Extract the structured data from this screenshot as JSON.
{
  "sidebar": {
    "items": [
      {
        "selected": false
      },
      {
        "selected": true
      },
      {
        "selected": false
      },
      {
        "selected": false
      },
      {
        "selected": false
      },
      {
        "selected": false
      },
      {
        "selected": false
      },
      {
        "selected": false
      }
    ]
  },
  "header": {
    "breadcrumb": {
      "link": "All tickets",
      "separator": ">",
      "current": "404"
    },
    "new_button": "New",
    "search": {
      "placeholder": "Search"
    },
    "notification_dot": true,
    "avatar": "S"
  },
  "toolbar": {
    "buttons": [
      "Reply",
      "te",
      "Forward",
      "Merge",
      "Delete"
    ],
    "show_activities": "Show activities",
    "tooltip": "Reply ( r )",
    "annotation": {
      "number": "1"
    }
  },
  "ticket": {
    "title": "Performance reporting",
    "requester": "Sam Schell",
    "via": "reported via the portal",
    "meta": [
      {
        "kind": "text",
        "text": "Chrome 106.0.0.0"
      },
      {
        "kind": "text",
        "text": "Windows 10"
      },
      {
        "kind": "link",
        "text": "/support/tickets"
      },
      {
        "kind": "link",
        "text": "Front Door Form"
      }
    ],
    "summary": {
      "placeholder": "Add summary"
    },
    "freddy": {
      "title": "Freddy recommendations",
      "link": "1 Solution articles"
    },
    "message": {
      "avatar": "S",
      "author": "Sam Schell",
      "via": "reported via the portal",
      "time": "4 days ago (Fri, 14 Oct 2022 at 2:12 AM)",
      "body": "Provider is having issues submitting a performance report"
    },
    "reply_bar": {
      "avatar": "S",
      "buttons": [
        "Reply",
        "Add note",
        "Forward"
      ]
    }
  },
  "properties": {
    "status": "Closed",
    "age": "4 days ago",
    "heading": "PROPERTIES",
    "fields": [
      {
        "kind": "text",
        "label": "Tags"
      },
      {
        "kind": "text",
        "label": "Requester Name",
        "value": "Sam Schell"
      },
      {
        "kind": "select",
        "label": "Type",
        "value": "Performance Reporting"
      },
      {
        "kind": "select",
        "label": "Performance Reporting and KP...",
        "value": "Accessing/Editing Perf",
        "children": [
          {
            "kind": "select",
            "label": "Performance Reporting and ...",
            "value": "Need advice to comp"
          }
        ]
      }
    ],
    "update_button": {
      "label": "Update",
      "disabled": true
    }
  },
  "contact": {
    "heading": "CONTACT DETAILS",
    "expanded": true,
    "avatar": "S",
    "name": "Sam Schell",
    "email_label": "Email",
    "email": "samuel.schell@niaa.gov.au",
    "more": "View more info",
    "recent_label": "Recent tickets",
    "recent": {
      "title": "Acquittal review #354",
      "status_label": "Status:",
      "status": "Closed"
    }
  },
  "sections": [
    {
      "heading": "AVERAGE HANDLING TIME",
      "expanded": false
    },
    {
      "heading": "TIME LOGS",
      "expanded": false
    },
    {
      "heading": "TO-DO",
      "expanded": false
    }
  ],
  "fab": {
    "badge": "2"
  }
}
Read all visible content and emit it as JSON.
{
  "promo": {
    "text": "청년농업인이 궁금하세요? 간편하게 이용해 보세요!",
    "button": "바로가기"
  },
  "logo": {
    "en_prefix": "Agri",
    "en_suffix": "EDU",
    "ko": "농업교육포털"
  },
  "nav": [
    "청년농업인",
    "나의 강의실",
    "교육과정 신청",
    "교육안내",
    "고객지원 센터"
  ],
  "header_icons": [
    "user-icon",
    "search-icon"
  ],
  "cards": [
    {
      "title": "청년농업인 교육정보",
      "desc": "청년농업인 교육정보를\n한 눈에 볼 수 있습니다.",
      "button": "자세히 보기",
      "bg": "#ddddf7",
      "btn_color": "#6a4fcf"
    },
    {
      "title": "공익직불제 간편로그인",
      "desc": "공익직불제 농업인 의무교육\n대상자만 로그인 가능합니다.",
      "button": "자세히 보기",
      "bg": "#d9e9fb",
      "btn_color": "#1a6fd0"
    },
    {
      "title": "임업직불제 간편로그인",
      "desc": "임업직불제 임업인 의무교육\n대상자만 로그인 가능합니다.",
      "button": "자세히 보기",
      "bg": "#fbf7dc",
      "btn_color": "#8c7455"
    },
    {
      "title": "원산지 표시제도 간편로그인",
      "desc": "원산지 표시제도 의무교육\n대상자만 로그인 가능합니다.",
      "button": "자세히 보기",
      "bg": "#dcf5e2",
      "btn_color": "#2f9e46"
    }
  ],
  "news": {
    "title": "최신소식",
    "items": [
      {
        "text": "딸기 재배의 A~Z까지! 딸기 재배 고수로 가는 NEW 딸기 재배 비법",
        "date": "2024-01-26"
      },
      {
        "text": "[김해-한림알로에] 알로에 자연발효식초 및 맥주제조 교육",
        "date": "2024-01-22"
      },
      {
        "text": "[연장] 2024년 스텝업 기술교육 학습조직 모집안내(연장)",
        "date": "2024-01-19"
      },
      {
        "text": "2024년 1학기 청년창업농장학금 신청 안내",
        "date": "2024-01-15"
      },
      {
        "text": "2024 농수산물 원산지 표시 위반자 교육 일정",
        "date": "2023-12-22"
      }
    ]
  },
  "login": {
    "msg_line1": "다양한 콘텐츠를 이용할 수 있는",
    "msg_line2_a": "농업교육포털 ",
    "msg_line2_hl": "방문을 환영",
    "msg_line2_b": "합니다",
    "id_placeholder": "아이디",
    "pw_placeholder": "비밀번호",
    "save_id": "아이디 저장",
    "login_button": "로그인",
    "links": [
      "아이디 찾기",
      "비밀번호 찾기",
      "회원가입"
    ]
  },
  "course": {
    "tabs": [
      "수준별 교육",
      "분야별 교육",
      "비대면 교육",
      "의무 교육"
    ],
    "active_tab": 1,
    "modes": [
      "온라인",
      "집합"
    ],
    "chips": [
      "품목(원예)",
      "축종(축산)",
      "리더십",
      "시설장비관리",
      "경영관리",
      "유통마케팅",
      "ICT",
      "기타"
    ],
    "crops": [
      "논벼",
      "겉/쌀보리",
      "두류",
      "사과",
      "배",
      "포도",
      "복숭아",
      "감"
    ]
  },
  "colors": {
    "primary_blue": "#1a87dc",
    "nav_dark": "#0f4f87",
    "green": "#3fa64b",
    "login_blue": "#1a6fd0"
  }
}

■ **PROBLEM DETAILS**: Find and count the lines of the data that include the string "공익직불제", and report that figure by itself.

■ **ANSWER FOR THIS EXERCISE**: 2